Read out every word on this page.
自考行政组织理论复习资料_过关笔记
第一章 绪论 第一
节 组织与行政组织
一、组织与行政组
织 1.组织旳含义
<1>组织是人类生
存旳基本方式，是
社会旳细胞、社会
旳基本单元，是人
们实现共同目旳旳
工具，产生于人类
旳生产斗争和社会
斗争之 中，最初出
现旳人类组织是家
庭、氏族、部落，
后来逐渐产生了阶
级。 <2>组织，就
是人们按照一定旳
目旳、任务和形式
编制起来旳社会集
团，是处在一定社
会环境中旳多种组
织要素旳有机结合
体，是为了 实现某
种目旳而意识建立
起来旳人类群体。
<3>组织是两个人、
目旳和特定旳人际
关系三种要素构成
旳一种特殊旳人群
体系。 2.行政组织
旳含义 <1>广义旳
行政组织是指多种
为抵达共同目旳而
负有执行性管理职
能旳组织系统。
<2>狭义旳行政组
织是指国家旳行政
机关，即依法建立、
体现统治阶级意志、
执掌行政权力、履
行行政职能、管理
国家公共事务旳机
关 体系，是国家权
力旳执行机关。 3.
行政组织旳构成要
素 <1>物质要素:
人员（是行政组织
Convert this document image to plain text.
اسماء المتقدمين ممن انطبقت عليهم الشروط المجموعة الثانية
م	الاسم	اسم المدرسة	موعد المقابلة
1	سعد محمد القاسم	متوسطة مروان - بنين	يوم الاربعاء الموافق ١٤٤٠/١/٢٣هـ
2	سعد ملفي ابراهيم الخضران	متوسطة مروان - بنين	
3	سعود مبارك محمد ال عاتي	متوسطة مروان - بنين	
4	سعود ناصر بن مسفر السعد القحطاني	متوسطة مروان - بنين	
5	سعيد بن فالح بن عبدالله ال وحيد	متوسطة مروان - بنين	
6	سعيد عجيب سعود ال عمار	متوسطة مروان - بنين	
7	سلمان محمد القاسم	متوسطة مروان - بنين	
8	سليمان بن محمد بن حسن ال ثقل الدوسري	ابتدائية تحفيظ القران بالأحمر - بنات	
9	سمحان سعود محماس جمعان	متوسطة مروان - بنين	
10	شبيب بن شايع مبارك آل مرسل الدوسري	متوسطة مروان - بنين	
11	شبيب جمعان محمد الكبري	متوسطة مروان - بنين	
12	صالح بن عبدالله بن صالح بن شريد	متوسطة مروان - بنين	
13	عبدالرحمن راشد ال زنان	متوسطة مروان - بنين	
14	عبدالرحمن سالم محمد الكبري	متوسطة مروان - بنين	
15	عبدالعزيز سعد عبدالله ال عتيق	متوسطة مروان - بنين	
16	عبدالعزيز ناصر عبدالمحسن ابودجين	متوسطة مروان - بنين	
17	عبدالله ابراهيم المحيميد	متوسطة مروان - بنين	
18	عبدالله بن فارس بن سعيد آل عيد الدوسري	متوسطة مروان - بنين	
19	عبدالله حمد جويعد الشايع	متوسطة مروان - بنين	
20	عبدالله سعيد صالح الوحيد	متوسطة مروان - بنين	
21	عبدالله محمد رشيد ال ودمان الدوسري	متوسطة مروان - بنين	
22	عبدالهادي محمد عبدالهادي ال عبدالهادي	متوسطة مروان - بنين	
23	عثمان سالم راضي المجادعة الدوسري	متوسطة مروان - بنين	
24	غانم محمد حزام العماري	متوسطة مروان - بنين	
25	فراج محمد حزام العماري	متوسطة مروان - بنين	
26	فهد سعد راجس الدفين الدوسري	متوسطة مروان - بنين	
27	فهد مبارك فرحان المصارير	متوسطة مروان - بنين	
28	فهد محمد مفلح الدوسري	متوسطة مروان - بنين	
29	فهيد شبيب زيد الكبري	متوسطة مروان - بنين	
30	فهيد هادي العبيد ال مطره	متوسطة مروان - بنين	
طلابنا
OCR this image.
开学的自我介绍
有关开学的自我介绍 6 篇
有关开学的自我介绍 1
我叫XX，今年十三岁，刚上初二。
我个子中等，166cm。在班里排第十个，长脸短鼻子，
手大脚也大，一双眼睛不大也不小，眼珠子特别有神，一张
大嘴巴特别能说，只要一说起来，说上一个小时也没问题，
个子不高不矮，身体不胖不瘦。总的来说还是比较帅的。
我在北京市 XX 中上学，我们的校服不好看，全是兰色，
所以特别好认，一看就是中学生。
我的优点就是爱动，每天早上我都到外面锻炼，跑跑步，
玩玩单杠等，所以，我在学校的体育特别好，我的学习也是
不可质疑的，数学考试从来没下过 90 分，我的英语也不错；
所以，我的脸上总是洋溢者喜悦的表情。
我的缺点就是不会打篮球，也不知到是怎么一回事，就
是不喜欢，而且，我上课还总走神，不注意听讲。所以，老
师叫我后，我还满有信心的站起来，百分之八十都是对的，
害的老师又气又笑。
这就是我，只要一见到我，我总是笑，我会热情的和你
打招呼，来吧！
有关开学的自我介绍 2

Description of the task
Show every line of the listing in which the string "صالح" can be found.

Complete output
12	صالح بن عبدالله بن صالح بن شريد	متوسطة مروان - بنين	
20	عبدالله سعيد صالح الوحيد	متوسطة مروان - بنين	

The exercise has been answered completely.